___ DATA ROWS
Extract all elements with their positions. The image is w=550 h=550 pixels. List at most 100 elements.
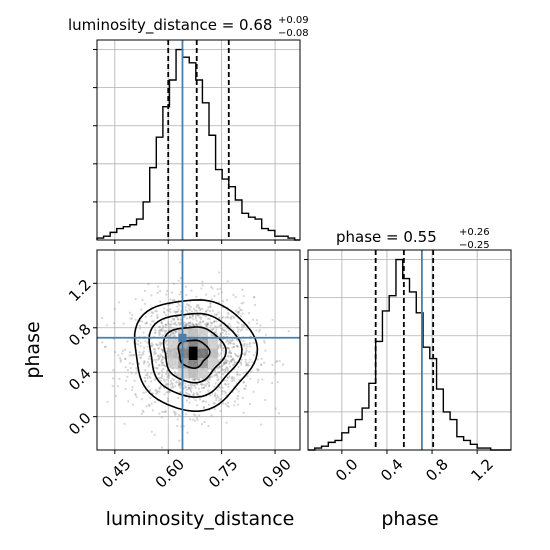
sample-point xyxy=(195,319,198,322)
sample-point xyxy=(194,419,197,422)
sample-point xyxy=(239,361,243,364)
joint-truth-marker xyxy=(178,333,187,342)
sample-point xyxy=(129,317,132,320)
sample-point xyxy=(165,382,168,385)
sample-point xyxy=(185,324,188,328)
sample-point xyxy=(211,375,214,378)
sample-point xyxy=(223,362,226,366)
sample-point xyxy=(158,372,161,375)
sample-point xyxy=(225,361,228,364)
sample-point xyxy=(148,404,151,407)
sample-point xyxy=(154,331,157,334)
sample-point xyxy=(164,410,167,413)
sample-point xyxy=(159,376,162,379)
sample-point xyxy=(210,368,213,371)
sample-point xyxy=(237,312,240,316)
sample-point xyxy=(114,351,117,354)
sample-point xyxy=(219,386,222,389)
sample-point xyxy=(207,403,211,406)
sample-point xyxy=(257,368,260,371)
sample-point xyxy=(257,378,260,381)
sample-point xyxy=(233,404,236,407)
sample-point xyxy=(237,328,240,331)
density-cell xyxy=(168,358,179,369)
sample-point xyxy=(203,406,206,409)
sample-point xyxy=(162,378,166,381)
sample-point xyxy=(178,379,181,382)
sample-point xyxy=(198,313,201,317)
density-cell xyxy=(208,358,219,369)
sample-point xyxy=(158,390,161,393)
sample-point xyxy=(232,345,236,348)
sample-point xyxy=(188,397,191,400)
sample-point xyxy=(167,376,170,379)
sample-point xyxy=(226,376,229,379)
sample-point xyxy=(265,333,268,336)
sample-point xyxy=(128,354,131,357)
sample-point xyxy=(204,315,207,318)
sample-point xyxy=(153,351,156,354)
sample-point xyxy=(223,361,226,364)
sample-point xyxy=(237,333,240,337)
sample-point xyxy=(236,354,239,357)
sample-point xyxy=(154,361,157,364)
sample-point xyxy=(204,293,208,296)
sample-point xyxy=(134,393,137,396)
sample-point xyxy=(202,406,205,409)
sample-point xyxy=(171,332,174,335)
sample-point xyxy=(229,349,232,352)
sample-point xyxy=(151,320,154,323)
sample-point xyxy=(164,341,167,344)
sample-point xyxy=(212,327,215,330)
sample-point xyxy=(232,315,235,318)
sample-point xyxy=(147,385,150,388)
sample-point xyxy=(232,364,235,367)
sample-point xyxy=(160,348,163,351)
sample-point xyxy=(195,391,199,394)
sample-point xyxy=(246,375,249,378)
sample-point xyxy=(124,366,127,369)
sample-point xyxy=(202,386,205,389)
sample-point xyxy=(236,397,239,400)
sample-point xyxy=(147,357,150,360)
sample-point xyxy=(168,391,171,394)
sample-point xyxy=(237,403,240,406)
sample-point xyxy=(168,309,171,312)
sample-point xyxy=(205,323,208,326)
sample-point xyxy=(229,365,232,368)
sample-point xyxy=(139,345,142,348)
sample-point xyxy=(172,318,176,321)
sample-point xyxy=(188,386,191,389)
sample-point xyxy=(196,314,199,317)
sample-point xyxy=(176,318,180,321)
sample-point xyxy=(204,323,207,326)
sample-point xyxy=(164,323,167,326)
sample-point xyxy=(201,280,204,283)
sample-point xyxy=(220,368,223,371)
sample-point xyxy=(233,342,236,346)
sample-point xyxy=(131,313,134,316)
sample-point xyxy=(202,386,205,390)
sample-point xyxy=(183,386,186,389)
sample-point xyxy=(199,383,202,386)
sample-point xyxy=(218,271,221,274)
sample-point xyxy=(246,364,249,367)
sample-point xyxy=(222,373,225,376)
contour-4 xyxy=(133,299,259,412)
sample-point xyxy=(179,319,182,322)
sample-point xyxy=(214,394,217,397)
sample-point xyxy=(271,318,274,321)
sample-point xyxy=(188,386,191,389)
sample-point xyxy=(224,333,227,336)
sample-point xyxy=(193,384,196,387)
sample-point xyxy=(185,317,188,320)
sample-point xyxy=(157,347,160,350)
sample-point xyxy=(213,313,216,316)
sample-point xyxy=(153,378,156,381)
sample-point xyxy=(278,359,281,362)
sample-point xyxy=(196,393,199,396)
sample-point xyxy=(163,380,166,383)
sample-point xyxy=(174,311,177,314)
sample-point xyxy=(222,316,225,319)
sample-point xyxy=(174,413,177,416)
______
___ DATA ROWS
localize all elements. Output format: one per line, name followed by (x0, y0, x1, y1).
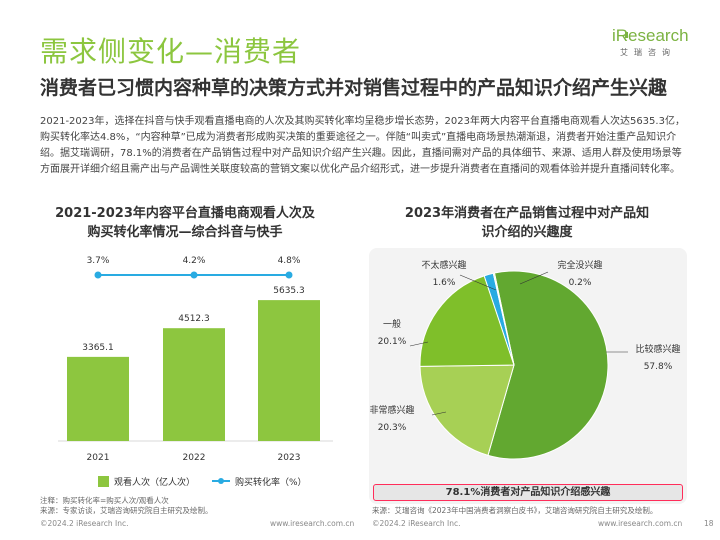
______
___ DATA ROWS
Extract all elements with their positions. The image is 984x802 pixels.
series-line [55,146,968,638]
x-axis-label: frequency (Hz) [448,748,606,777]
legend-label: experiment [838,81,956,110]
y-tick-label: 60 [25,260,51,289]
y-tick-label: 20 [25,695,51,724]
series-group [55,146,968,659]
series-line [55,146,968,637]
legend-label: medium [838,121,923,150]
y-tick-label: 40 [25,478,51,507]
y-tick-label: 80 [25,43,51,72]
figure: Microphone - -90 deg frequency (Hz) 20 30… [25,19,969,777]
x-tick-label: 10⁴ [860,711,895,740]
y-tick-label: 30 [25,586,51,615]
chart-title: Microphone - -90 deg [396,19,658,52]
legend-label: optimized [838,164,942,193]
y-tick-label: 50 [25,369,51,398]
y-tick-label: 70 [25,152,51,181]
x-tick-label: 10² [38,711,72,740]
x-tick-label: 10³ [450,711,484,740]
______
EXERCISE INSTRUCTIONS:
Pick out every line of the material above that contains the word "elements", and copy each one in full.

ANSWER FOR THIS EXERCISE:
Extract all elements with their positions. The image is w=550 h=550 pixels. List at most 100 elements.
localize all elements. Output format: one per line, name followed by (x0, y0, x1, y1).
Extract all elements with their positions. The image is 984x802 pixels.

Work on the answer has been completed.